■ **DIRECTIVE**: Each entry must be reproduced precisely as it stands.

[Extracted data entries]
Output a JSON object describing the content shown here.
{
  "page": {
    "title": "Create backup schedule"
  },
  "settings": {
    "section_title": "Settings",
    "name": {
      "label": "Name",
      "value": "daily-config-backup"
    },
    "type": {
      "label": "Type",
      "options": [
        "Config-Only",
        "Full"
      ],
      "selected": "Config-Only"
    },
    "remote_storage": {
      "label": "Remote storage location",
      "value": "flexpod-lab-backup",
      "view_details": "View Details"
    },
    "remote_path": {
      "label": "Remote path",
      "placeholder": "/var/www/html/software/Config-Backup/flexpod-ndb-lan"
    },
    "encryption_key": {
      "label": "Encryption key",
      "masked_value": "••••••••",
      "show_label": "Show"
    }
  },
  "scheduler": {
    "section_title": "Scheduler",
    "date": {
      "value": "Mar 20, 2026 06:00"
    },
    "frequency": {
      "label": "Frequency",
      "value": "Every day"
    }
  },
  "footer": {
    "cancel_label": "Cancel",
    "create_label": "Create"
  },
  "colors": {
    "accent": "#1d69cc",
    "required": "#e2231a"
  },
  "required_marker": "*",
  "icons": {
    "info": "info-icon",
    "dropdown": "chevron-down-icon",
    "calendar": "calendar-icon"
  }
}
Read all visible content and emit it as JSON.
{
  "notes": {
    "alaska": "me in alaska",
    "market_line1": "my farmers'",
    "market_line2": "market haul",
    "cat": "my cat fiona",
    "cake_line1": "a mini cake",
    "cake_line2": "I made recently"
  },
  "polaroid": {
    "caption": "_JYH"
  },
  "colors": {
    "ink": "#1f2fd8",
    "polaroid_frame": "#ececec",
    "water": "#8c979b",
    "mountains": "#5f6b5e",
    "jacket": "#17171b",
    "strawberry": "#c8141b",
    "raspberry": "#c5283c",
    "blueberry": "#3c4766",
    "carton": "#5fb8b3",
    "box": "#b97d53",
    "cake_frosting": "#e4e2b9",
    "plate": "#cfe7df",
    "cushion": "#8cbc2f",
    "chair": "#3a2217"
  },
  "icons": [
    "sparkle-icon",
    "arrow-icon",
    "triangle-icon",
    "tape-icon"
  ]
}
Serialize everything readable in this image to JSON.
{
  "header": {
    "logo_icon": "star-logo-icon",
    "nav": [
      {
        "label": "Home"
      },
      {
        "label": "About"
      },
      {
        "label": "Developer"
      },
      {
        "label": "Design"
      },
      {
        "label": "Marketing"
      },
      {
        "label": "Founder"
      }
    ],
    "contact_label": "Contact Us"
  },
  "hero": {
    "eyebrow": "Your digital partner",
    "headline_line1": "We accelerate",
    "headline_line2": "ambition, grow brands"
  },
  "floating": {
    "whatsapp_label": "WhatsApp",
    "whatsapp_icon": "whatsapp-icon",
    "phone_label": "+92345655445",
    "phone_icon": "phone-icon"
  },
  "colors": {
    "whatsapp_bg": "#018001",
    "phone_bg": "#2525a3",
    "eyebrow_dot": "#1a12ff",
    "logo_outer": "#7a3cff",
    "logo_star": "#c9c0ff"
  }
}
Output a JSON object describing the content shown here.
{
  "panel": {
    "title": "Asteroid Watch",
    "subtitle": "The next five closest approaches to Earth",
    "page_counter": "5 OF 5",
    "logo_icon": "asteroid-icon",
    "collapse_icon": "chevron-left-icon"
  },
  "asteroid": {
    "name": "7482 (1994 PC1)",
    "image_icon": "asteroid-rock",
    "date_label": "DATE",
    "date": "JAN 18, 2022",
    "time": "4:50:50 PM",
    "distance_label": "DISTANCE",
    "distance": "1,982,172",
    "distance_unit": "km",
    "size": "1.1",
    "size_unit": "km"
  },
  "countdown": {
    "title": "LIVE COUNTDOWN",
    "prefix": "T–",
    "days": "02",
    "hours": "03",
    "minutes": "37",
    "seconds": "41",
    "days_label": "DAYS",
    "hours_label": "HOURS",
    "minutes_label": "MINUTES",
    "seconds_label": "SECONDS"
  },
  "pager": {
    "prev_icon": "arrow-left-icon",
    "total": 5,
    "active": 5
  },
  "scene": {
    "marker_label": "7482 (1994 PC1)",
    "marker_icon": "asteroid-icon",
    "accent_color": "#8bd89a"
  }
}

■ **RESPONSE TO THIS EXERCISE**:
Output a JSON object describing the content shown here.
{
  "page": {
    "title": "Create backup schedule"
  },
  "settings": {
    "section_title": "Settings",
    "name": {
      "label": "Name",
      "value": "daily-config-backup"
    },
    "type": {
      "label": "Type",
      "options": [
        "Config-Only",
        "Full"
      ],
      "selected": "Config-Only"
    },
    "remote_storage": {
      "label": "Remote storage location",
      "value": "flexpod-lab-backup",
      "view_details": "View Details"
    },
    "remote_path": {
      "label": "Remote path",
      "placeholder": "/var/www/html/software/Config-Backup/flexpod-ndb-lan"
    },
    "encryption_key": {
      "label": "Encryption key",
      "masked_value": "••••••••",
      "show_label": "Show"
    }
  },
  "scheduler": {
    "section_title": "Scheduler",
    "date": {
      "value": "Mar 20, 2026 06:00"
    },
    "frequency": {
      "label": "Frequency",
      "value": "Every day"
    }
  },
  "footer": {
    "cancel_label": "Cancel",
    "create_label": "Create"
  },
  "colors": {
    "accent": "#1d69cc",
    "required": "#e2231a"
  },
  "required_marker": "*",
  "icons": {
    "info": "info-icon",
    "dropdown": "chevron-down-icon",
    "calendar": "calendar-icon"
  }
}
Read all visible content and emit it as JSON.
{
  "notes": {
    "alaska": "me in alaska",
    "market_line1": "my farmers'",
    "market_line2": "market haul",
    "cat": "my cat fiona",
    "cake_line1": "a mini cake",
    "cake_line2": "I made recently"
  },
  "polaroid": {
    "caption": "_JYH"
  },
  "colors": {
    "ink": "#1f2fd8",
    "polaroid_frame": "#ececec",
    "water": "#8c979b",
    "mountains": "#5f6b5e",
    "jacket": "#17171b",
    "strawberry": "#c8141b",
    "raspberry": "#c5283c",
    "blueberry": "#3c4766",
    "carton": "#5fb8b3",
    "box": "#b97d53",
    "cake_frosting": "#e4e2b9",
    "plate": "#cfe7df",
    "cushion": "#8cbc2f",
    "chair": "#3a2217"
  },
  "icons": [
    "sparkle-icon",
    "arrow-icon",
    "triangle-icon",
    "tape-icon"
  ]
}
Serialize everything readable in this image to JSON.
{
  "header": {
    "logo_icon": "star-logo-icon",
    "nav": [
      {
        "label": "Home"
      },
      {
        "label": "About"
      },
      {
        "label": "Developer"
      },
      {
        "label": "Design"
      },
      {
        "label": "Marketing"
      },
      {
        "label": "Founder"
      }
    ],
    "contact_label": "Contact Us"
  },
  "hero": {
    "eyebrow": "Your digital partner",
    "headline_line1": "We accelerate",
    "headline_line2": "ambition, grow brands"
  },
  "floating": {
    "whatsapp_label": "WhatsApp",
    "whatsapp_icon": "whatsapp-icon",
    "phone_label": "+92345655445",
    "phone_icon": "phone-icon"
  },
  "colors": {
    "whatsapp_bg": "#018001",
    "phone_bg": "#2525a3",
    "eyebrow_dot": "#1a12ff",
    "logo_outer": "#7a3cff",
    "logo_star": "#c9c0ff"
  }
}
Output a JSON object describing the content shown here.
{
  "panel": {
    "title": "Asteroid Watch",
    "subtitle": "The next five closest approaches to Earth",
    "page_counter": "5 OF 5",
    "logo_icon": "asteroid-icon",
    "collapse_icon": "chevron-left-icon"
  },
  "asteroid": {
    "name": "7482 (1994 PC1)",
    "image_icon": "asteroid-rock",
    "date_label": "DATE",
    "date": "JAN 18, 2022",
    "time": "4:50:50 PM",
    "distance_label": "DISTANCE",
    "distance": "1,982,172",
    "distance_unit": "km",
    "size": "1.1",
    "size_unit": "km"
  },
  "countdown": {
    "title": "LIVE COUNTDOWN",
    "prefix": "T–",
    "days": "02",
    "hours": "03",
    "minutes": "37",
    "seconds": "41",
    "days_label": "DAYS",
    "hours_label": "HOURS",
    "minutes_label": "MINUTES",
    "seconds_label": "SECONDS"
  },
  "pager": {
    "prev_icon": "arrow-left-icon",
    "total": 5,
    "active": 5
  },
  "scene": {
    "marker_label": "7482 (1994 PC1)",
    "marker_icon": "asteroid-icon",
    "accent_color": "#8bd89a"
  }
}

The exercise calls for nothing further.